> Exercise brief
Only the text belongs in the copy: retype each record exactly as it appears.

> Records from a data source

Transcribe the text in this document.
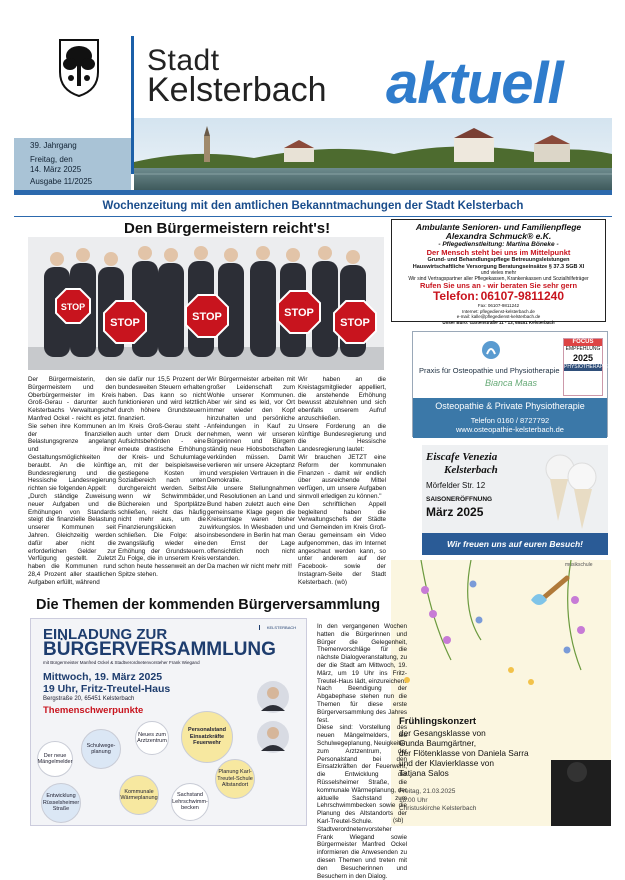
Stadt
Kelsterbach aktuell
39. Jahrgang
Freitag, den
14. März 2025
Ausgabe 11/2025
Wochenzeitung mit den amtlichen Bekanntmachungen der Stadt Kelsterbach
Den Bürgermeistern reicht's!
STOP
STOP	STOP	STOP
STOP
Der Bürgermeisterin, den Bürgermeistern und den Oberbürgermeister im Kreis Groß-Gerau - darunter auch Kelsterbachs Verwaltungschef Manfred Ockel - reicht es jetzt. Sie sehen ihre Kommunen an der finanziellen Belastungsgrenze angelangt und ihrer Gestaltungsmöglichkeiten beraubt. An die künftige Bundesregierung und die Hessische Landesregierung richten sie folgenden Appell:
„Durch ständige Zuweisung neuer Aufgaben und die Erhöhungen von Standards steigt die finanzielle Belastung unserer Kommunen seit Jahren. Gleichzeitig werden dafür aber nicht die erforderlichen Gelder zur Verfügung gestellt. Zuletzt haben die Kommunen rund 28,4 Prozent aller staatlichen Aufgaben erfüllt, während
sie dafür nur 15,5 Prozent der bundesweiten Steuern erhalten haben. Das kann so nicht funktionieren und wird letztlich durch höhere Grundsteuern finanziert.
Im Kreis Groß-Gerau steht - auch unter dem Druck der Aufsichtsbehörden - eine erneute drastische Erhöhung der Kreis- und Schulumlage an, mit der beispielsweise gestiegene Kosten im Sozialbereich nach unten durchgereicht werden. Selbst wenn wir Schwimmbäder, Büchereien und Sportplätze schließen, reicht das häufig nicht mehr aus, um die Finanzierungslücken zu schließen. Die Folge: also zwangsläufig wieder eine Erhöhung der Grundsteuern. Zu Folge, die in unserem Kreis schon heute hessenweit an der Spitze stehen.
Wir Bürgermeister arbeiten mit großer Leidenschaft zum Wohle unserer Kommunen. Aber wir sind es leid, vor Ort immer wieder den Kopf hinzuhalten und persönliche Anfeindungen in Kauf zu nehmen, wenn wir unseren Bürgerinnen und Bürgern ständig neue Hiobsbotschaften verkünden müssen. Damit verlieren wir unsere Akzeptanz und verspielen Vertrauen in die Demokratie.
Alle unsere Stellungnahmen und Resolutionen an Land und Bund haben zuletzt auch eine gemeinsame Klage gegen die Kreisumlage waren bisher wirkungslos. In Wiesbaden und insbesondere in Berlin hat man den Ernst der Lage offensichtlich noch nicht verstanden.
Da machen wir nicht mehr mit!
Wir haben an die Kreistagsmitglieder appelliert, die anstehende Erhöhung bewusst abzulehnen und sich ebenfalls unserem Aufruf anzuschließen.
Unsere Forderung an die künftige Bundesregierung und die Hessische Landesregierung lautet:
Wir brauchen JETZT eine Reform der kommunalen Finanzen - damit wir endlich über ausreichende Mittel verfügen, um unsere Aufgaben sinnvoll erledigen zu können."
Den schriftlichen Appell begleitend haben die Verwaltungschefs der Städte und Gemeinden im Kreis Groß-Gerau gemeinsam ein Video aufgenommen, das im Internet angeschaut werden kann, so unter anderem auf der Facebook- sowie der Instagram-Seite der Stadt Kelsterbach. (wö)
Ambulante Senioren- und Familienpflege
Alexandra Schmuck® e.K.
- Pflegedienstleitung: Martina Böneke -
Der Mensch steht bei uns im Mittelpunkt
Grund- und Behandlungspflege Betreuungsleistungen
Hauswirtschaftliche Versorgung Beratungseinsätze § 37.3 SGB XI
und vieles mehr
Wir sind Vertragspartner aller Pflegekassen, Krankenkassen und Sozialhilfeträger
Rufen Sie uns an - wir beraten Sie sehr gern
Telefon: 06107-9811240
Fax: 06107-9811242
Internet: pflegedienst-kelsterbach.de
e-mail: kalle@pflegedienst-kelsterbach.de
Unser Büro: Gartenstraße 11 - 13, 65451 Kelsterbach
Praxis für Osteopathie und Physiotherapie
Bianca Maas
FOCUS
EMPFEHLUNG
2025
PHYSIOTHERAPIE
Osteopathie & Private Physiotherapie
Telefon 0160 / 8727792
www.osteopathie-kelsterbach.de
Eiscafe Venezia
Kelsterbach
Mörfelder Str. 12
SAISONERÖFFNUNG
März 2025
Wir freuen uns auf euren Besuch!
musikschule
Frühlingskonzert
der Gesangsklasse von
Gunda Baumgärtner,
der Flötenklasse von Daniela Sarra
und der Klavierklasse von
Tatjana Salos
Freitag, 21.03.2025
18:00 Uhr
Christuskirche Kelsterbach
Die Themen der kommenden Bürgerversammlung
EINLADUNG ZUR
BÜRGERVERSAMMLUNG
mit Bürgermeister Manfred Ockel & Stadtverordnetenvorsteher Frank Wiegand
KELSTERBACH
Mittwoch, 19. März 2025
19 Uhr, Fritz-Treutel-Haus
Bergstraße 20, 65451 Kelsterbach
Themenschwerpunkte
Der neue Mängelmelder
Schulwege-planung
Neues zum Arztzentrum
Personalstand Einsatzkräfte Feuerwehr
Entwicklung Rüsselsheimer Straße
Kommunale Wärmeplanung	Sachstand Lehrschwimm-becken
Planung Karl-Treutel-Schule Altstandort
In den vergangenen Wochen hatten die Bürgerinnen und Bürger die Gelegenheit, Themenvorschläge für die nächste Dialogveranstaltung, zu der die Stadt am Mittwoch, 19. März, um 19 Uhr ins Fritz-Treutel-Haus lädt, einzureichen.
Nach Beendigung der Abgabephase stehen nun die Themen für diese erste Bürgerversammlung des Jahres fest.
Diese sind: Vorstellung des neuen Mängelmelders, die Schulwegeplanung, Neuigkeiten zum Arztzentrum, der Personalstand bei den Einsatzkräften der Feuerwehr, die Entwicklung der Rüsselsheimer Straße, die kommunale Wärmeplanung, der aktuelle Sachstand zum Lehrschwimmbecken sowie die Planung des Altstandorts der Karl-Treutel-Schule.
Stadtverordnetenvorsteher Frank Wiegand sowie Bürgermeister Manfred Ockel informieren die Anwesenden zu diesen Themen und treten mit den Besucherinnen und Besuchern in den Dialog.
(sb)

> Answer box
Transcribe the text in this document.
Stadt
Kelsterbach aktuell
39. Jahrgang
Freitag, den
14. März 2025
Ausgabe 11/2025
Wochenzeitung mit den amtlichen Bekanntmachungen der Stadt Kelsterbach
Den Bürgermeistern reicht's!
STOP
STOP	STOP	STOP
STOP
Der Bürgermeisterin, den Bürgermeistern und den Oberbürgermeister im Kreis Groß-Gerau - darunter auch Kelsterbachs Verwaltungschef Manfred Ockel - reicht es jetzt. Sie sehen ihre Kommunen an der finanziellen Belastungsgrenze angelangt und ihrer Gestaltungsmöglichkeiten beraubt. An die künftige Bundesregierung und die Hessische Landesregierung richten sie folgenden Appell:
„Durch ständige Zuweisung neuer Aufgaben und die Erhöhungen von Standards steigt die finanzielle Belastung unserer Kommunen seit Jahren. Gleichzeitig werden dafür aber nicht die erforderlichen Gelder zur Verfügung gestellt. Zuletzt haben die Kommunen rund 28,4 Prozent aller staatlichen Aufgaben erfüllt, während
sie dafür nur 15,5 Prozent der bundesweiten Steuern erhalten haben. Das kann so nicht funktionieren und wird letztlich durch höhere Grundsteuern finanziert.
Im Kreis Groß-Gerau steht - auch unter dem Druck der Aufsichtsbehörden - eine erneute drastische Erhöhung der Kreis- und Schulumlage an, mit der beispielsweise gestiegene Kosten im Sozialbereich nach unten durchgereicht werden. Selbst wenn wir Schwimmbäder, Büchereien und Sportplätze schließen, reicht das häufig nicht mehr aus, um die Finanzierungslücken zu schließen. Die Folge: also zwangsläufig wieder eine Erhöhung der Grundsteuern. Zu Folge, die in unserem Kreis schon heute hessenweit an der Spitze stehen.
Wir Bürgermeister arbeiten mit großer Leidenschaft zum Wohle unserer Kommunen. Aber wir sind es leid, vor Ort immer wieder den Kopf hinzuhalten und persönliche Anfeindungen in Kauf zu nehmen, wenn wir unseren Bürgerinnen und Bürgern ständig neue Hiobsbotschaften verkünden müssen. Damit verlieren wir unsere Akzeptanz und verspielen Vertrauen in die Demokratie.
Alle unsere Stellungnahmen und Resolutionen an Land und Bund haben zuletzt auch eine gemeinsame Klage gegen die Kreisumlage waren bisher wirkungslos. In Wiesbaden und insbesondere in Berlin hat man den Ernst der Lage offensichtlich noch nicht verstanden.
Da machen wir nicht mehr mit!
Wir haben an die Kreistagsmitglieder appelliert, die anstehende Erhöhung bewusst abzulehnen und sich ebenfalls unserem Aufruf anzuschließen.
Unsere Forderung an die künftige Bundesregierung und die Hessische Landesregierung lautet:
Wir brauchen JETZT eine Reform der kommunalen Finanzen - damit wir endlich über ausreichende Mittel verfügen, um unsere Aufgaben sinnvoll erledigen zu können."
Den schriftlichen Appell begleitend haben die Verwaltungschefs der Städte und Gemeinden im Kreis Groß-Gerau gemeinsam ein Video aufgenommen, das im Internet angeschaut werden kann, so unter anderem auf der Facebook- sowie der Instagram-Seite der Stadt Kelsterbach. (wö)
Ambulante Senioren- und Familienpflege
Alexandra Schmuck® e.K.
- Pflegedienstleitung: Martina Böneke -
Der Mensch steht bei uns im Mittelpunkt
Grund- und Behandlungspflege Betreuungsleistungen
Hauswirtschaftliche Versorgung Beratungseinsätze § 37.3 SGB XI
und vieles mehr
Wir sind Vertragspartner aller Pflegekassen, Krankenkassen und Sozialhilfeträger
Rufen Sie uns an - wir beraten Sie sehr gern
Telefon: 06107-9811240
Fax: 06107-9811242
Internet: pflegedienst-kelsterbach.de
e-mail: kalle@pflegedienst-kelsterbach.de
Unser Büro: Gartenstraße 11 - 13, 65451 Kelsterbach
Praxis für Osteopathie und Physiotherapie
Bianca Maas
FOCUS
EMPFEHLUNG
2025
PHYSIOTHERAPIE
Osteopathie & Private Physiotherapie
Telefon 0160 / 8727792
www.osteopathie-kelsterbach.de
Eiscafe Venezia
Kelsterbach
Mörfelder Str. 12
SAISONERÖFFNUNG
März 2025
Wir freuen uns auf euren Besuch!
musikschule
Frühlingskonzert
der Gesangsklasse von
Gunda Baumgärtner,
der Flötenklasse von Daniela Sarra
und der Klavierklasse von
Tatjana Salos
Freitag, 21.03.2025
18:00 Uhr
Christuskirche Kelsterbach
Die Themen der kommenden Bürgerversammlung
EINLADUNG ZUR
BÜRGERVERSAMMLUNG
mit Bürgermeister Manfred Ockel & Stadtverordnetenvorsteher Frank Wiegand
KELSTERBACH
Mittwoch, 19. März 2025
19 Uhr, Fritz-Treutel-Haus
Bergstraße 20, 65451 Kelsterbach
Themenschwerpunkte
Der neue Mängelmelder
Schulwege-planung
Neues zum Arztzentrum
Personalstand Einsatzkräfte Feuerwehr
Entwicklung Rüsselsheimer Straße
Kommunale Wärmeplanung	Sachstand Lehrschwimm-becken
Planung Karl-Treutel-Schule Altstandort
In den vergangenen Wochen hatten die Bürgerinnen und Bürger die Gelegenheit, Themenvorschläge für die nächste Dialogveranstaltung, zu der die Stadt am Mittwoch, 19. März, um 19 Uhr ins Fritz-Treutel-Haus lädt, einzureichen.
Nach Beendigung der Abgabephase stehen nun die Themen für diese erste Bürgerversammlung des Jahres fest.
Diese sind: Vorstellung des neuen Mängelmelders, die Schulwegeplanung, Neuigkeiten zum Arztzentrum, der Personalstand bei den Einsatzkräften der Feuerwehr, die Entwicklung der Rüsselsheimer Straße, die kommunale Wärmeplanung, der aktuelle Sachstand zum Lehrschwimmbecken sowie die Planung des Altstandorts der Karl-Treutel-Schule.
Stadtverordnetenvorsteher Frank Wiegand sowie Bürgermeister Manfred Ockel informieren die Anwesenden zu diesen Themen und treten mit den Besucherinnen und Besuchern in den Dialog.
(sb)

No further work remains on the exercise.